_Brief_.
Collect each line of the entries that holds the string "content".

--- start Items ---

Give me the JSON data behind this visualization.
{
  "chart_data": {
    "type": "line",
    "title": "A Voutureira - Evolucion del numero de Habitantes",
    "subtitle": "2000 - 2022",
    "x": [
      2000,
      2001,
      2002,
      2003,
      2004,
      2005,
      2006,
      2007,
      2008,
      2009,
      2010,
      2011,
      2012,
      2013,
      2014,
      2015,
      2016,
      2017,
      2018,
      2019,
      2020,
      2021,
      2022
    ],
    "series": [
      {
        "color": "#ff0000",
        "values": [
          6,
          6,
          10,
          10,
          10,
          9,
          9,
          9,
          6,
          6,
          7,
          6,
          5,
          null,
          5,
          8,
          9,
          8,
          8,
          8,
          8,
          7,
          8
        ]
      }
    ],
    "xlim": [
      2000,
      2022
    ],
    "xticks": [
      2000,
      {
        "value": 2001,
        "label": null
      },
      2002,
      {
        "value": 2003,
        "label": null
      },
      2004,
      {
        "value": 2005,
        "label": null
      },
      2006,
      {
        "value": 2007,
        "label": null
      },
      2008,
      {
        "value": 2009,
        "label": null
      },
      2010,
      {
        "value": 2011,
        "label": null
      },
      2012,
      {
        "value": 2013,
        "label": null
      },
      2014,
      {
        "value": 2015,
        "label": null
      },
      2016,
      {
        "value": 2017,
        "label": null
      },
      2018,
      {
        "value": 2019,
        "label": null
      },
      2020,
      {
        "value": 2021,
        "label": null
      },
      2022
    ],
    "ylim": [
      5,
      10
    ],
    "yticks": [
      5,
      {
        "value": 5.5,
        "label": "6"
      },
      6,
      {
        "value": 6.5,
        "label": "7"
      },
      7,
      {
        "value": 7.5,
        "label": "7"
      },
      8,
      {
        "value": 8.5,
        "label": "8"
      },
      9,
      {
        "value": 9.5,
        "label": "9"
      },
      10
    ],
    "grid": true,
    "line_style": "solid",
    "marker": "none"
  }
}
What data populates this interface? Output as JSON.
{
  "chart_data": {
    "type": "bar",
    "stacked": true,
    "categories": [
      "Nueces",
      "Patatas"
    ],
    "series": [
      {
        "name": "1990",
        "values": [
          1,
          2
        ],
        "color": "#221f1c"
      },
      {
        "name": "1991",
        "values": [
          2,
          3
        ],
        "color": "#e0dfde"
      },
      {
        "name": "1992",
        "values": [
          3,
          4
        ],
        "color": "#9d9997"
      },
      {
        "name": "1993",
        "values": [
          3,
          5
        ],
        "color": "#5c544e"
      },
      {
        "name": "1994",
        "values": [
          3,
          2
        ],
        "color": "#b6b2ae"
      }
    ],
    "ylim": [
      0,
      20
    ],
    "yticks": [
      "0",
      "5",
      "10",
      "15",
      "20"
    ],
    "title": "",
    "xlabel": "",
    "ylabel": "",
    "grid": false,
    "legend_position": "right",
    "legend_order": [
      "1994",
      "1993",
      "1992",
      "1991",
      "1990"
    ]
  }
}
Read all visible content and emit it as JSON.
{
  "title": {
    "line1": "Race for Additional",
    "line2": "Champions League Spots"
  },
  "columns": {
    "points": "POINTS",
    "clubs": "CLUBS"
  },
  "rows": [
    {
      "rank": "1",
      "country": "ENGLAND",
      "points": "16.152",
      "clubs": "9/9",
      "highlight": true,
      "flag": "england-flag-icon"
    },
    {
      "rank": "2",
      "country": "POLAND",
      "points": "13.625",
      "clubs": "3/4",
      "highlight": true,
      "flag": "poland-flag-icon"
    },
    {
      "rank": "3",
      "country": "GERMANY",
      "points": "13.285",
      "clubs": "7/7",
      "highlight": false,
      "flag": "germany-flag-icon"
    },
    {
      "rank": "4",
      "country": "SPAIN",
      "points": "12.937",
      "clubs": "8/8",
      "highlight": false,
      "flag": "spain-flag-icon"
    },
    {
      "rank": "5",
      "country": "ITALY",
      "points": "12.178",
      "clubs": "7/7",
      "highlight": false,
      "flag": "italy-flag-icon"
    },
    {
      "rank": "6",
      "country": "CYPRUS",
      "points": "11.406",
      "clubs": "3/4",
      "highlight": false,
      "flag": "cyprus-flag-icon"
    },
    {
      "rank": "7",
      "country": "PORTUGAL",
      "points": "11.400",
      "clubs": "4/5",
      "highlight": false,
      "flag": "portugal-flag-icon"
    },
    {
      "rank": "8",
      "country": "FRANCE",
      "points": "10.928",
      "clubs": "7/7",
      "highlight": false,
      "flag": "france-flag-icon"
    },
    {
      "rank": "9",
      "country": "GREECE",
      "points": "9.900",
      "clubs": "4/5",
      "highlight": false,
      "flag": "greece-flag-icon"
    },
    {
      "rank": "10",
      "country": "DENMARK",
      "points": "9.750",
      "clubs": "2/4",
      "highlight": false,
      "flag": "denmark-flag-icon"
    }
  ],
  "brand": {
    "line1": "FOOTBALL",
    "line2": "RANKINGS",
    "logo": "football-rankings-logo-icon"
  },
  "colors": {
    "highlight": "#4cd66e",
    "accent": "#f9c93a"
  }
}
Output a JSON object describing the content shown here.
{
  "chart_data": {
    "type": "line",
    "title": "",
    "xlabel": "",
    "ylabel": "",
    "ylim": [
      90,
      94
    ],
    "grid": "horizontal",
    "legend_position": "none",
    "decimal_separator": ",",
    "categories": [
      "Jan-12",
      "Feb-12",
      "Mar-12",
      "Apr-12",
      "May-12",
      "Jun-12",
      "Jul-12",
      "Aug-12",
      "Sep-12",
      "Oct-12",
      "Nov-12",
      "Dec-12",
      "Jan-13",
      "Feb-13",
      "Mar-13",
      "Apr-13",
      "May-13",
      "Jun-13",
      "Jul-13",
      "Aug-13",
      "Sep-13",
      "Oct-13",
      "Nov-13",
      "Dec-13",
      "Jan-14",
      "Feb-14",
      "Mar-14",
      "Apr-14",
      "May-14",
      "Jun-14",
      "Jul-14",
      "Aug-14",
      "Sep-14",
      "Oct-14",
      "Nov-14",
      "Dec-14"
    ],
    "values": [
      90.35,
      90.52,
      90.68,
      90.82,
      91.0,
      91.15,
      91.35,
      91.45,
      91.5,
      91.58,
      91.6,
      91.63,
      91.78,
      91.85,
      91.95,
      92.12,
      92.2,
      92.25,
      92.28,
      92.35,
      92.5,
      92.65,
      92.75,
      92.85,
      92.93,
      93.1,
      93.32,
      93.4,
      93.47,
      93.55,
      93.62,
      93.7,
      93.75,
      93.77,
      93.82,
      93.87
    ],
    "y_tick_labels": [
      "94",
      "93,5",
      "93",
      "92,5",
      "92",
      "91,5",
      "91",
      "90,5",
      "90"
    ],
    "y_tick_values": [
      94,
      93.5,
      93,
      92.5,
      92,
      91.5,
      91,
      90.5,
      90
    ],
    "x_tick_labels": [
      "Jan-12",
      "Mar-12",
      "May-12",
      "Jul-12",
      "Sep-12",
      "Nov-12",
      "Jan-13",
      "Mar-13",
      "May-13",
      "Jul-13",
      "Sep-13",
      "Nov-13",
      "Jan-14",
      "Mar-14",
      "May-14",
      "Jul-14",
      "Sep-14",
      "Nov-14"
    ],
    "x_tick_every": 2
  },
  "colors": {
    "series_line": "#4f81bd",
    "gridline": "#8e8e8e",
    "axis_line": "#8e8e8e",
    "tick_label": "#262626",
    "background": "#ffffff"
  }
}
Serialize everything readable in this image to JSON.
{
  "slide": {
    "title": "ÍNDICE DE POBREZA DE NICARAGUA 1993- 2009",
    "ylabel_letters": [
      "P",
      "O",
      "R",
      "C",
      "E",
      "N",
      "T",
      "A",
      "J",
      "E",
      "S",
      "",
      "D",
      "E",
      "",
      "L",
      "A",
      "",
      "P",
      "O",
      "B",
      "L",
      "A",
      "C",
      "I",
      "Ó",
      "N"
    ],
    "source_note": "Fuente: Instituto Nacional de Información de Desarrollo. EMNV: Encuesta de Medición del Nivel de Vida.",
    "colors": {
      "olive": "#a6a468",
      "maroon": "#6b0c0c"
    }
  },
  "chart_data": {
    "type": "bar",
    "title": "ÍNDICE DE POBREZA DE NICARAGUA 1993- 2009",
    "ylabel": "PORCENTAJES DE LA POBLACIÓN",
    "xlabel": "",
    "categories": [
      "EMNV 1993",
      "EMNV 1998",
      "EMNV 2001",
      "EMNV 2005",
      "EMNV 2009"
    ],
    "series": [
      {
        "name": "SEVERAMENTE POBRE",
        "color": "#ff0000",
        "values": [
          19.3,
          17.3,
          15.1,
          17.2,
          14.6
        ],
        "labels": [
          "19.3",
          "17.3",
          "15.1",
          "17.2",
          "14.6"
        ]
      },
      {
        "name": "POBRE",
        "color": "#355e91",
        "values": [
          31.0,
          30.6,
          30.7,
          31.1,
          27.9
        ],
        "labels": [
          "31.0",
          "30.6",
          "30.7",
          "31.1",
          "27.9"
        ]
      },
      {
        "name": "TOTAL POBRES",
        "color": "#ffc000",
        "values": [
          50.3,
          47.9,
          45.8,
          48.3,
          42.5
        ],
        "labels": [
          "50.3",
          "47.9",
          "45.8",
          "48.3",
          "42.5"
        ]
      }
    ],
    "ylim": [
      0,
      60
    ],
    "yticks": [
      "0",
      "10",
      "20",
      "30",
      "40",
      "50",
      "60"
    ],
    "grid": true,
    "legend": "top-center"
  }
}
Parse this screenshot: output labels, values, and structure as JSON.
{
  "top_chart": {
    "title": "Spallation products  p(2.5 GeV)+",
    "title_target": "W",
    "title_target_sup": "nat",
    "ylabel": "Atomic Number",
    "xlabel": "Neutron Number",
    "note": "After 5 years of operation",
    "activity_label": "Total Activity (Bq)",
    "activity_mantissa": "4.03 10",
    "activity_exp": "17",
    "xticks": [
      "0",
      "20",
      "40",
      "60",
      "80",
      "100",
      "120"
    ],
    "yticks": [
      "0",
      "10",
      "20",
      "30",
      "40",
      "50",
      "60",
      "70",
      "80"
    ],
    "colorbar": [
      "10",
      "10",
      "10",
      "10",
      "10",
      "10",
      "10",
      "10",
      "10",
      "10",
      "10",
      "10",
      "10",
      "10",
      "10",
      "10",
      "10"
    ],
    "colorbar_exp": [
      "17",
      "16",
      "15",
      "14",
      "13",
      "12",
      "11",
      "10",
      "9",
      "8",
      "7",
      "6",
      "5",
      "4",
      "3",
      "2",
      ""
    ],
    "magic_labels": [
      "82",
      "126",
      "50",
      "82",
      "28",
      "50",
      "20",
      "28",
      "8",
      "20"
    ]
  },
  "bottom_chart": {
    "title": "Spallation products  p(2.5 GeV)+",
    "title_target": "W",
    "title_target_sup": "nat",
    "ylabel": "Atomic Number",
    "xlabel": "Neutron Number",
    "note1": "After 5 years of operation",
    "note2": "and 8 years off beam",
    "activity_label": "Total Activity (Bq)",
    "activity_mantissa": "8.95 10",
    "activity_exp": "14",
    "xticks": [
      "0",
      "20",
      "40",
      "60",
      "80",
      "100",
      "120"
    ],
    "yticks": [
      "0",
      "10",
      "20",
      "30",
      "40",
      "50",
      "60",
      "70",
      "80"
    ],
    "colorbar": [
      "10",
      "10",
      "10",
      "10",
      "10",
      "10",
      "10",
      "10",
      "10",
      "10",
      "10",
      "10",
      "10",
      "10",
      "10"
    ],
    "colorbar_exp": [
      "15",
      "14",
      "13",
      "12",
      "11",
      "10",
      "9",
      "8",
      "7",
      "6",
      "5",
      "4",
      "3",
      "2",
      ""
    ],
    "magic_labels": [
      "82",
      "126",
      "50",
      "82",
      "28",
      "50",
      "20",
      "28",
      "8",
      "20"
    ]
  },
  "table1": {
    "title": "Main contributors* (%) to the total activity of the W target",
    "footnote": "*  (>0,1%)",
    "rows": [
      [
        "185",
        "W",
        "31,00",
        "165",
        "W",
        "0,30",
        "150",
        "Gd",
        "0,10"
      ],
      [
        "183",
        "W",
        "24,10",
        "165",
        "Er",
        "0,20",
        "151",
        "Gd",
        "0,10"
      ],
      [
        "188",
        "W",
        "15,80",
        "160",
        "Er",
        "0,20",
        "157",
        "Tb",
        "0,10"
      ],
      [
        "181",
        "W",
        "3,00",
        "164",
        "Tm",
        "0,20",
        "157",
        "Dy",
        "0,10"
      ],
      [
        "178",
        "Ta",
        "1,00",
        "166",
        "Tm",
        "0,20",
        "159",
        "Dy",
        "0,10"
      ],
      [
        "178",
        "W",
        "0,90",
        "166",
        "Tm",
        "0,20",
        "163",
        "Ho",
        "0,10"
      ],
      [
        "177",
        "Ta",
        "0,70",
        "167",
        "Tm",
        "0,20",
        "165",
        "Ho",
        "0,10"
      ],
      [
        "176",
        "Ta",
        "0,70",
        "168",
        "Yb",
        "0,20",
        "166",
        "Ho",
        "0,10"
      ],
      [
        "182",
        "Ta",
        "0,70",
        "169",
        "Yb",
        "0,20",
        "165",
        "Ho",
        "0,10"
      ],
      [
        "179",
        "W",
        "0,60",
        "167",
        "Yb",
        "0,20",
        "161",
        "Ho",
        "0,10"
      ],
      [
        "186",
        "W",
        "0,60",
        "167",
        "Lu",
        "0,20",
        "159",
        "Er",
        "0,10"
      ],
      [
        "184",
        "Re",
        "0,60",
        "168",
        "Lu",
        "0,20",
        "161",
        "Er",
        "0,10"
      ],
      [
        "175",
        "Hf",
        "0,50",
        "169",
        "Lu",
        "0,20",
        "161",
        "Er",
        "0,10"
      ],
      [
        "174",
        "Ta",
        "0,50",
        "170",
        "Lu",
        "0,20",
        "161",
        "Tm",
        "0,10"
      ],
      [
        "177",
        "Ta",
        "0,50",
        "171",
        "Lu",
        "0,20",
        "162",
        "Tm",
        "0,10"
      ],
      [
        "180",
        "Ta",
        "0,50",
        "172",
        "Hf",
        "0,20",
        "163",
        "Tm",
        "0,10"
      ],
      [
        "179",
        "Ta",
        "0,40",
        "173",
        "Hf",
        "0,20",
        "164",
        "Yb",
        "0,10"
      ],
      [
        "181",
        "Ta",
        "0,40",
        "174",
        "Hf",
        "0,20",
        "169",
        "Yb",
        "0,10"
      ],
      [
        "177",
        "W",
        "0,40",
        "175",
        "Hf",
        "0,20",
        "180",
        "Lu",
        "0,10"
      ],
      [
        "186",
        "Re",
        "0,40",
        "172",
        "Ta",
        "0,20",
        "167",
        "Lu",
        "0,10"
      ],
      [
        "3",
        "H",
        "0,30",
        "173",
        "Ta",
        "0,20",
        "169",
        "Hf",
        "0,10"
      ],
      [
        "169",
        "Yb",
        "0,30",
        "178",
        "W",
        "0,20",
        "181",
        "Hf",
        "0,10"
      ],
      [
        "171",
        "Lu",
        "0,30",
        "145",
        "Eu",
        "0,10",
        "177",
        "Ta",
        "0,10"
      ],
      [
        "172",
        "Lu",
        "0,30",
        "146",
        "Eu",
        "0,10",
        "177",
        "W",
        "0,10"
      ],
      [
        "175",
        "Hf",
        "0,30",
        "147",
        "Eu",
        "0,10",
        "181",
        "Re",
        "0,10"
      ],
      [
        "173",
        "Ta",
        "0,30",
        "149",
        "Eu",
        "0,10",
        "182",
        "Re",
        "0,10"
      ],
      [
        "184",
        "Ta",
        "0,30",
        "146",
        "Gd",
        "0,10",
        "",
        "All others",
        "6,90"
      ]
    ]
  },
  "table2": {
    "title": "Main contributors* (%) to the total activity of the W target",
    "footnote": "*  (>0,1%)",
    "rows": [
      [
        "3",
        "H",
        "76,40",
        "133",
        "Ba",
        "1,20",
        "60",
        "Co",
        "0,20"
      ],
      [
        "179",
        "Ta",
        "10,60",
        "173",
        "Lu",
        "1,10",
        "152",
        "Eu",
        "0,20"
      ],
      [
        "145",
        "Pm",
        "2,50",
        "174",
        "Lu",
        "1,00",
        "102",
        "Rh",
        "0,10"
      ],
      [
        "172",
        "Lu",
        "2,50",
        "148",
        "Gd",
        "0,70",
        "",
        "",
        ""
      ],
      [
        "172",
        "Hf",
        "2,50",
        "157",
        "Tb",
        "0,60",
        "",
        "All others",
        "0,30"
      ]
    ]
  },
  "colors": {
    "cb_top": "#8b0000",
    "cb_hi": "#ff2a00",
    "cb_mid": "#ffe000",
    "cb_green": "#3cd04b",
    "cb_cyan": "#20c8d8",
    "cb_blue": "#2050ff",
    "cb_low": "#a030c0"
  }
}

--- end Items ---

_Task answer_.
Read all visible content and emit it as JSON.
Output a JSON object describing the content shown here.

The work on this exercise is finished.